### [Data shown]
-*-*-
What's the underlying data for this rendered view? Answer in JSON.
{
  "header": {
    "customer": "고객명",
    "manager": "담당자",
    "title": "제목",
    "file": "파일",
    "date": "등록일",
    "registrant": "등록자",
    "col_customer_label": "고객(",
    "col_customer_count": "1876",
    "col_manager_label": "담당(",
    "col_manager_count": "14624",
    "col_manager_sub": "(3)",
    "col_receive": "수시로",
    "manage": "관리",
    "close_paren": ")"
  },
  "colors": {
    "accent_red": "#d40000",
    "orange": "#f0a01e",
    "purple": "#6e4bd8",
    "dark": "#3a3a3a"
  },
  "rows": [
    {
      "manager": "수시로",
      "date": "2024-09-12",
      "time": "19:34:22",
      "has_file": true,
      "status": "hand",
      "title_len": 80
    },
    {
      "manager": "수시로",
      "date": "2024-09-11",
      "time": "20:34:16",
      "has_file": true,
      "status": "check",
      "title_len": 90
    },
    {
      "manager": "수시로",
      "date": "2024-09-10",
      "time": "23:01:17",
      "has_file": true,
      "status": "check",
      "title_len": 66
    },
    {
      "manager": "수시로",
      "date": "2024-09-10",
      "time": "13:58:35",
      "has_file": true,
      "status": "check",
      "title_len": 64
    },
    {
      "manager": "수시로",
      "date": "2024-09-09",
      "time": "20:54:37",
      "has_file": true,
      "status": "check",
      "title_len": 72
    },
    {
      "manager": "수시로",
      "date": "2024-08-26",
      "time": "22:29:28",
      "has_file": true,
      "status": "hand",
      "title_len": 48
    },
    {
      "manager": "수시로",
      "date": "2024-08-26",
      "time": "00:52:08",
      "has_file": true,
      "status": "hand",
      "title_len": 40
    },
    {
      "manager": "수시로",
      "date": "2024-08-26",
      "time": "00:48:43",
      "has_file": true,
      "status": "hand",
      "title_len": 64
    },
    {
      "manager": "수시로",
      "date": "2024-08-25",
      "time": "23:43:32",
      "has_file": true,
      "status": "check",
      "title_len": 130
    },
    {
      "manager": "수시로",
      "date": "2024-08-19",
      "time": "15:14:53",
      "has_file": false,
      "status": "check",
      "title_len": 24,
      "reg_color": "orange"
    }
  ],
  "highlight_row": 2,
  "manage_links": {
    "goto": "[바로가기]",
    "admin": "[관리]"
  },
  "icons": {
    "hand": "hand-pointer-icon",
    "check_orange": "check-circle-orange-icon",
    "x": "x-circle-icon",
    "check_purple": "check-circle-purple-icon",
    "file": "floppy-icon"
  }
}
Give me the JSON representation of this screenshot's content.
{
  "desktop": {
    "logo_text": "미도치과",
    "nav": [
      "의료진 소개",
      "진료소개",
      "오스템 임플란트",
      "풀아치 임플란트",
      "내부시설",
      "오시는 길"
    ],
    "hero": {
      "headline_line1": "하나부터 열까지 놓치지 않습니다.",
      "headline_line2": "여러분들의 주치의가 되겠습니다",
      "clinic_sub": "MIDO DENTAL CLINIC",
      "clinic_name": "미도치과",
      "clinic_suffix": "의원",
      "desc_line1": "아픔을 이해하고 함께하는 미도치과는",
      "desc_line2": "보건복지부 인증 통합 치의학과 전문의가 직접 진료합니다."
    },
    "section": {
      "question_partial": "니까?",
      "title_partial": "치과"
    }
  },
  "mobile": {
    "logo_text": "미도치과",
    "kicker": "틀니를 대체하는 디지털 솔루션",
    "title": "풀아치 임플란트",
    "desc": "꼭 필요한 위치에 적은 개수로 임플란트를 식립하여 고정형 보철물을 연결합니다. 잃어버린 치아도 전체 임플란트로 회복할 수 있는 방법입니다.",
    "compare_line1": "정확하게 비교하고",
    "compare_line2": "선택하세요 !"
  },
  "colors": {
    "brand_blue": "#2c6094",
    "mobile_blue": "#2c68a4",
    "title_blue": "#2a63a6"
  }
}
-*-*-
### [The exercise]
Repeat every line of the data, exactly and in full.

### [Solution to the exercise]
What's the underlying data for this rendered view? Answer in JSON.
{
  "header": {
    "customer": "고객명",
    "manager": "담당자",
    "title": "제목",
    "file": "파일",
    "date": "등록일",
    "registrant": "등록자",
    "col_customer_label": "고객(",
    "col_customer_count": "1876",
    "col_manager_label": "담당(",
    "col_manager_count": "14624",
    "col_manager_sub": "(3)",
    "col_receive": "수시로",
    "manage": "관리",
    "close_paren": ")"
  },
  "colors": {
    "accent_red": "#d40000",
    "orange": "#f0a01e",
    "purple": "#6e4bd8",
    "dark": "#3a3a3a"
  },
  "rows": [
    {
      "manager": "수시로",
      "date": "2024-09-12",
      "time": "19:34:22",
      "has_file": true,
      "status": "hand",
      "title_len": 80
    },
    {
      "manager": "수시로",
      "date": "2024-09-11",
      "time": "20:34:16",
      "has_file": true,
      "status": "check",
      "title_len": 90
    },
    {
      "manager": "수시로",
      "date": "2024-09-10",
      "time": "23:01:17",
      "has_file": true,
      "status": "check",
      "title_len": 66
    },
    {
      "manager": "수시로",
      "date": "2024-09-10",
      "time": "13:58:35",
      "has_file": true,
      "status": "check",
      "title_len": 64
    },
    {
      "manager": "수시로",
      "date": "2024-09-09",
      "time": "20:54:37",
      "has_file": true,
      "status": "check",
      "title_len": 72
    },
    {
      "manager": "수시로",
      "date": "2024-08-26",
      "time": "22:29:28",
      "has_file": true,
      "status": "hand",
      "title_len": 48
    },
    {
      "manager": "수시로",
      "date": "2024-08-26",
      "time": "00:52:08",
      "has_file": true,
      "status": "hand",
      "title_len": 40
    },
    {
      "manager": "수시로",
      "date": "2024-08-26",
      "time": "00:48:43",
      "has_file": true,
      "status": "hand",
      "title_len": 64
    },
    {
      "manager": "수시로",
      "date": "2024-08-25",
      "time": "23:43:32",
      "has_file": true,
      "status": "check",
      "title_len": 130
    },
    {
      "manager": "수시로",
      "date": "2024-08-19",
      "time": "15:14:53",
      "has_file": false,
      "status": "check",
      "title_len": 24,
      "reg_color": "orange"
    }
  ],
  "highlight_row": 2,
  "manage_links": {
    "goto": "[바로가기]",
    "admin": "[관리]"
  },
  "icons": {
    "hand": "hand-pointer-icon",
    "check_orange": "check-circle-orange-icon",
    "x": "x-circle-icon",
    "check_purple": "check-circle-purple-icon",
    "file": "floppy-icon"
  }
}
Give me the JSON representation of this screenshot's content.
{
  "desktop": {
    "logo_text": "미도치과",
    "nav": [
      "의료진 소개",
      "진료소개",
      "오스템 임플란트",
      "풀아치 임플란트",
      "내부시설",
      "오시는 길"
    ],
    "hero": {
      "headline_line1": "하나부터 열까지 놓치지 않습니다.",
      "headline_line2": "여러분들의 주치의가 되겠습니다",
      "clinic_sub": "MIDO DENTAL CLINIC",
      "clinic_name": "미도치과",
      "clinic_suffix": "의원",
      "desc_line1": "아픔을 이해하고 함께하는 미도치과는",
      "desc_line2": "보건복지부 인증 통합 치의학과 전문의가 직접 진료합니다."
    },
    "section": {
      "question_partial": "니까?",
      "title_partial": "치과"
    }
  },
  "mobile": {
    "logo_text": "미도치과",
    "kicker": "틀니를 대체하는 디지털 솔루션",
    "title": "풀아치 임플란트",
    "desc": "꼭 필요한 위치에 적은 개수로 임플란트를 식립하여 고정형 보철물을 연결합니다. 잃어버린 치아도 전체 임플란트로 회복할 수 있는 방법입니다.",
    "compare_line1": "정확하게 비교하고",
    "compare_line2": "선택하세요 !"
  },
  "colors": {
    "brand_blue": "#2c6094",
    "mobile_blue": "#2c68a4",
    "title_blue": "#2a63a6"
  }
}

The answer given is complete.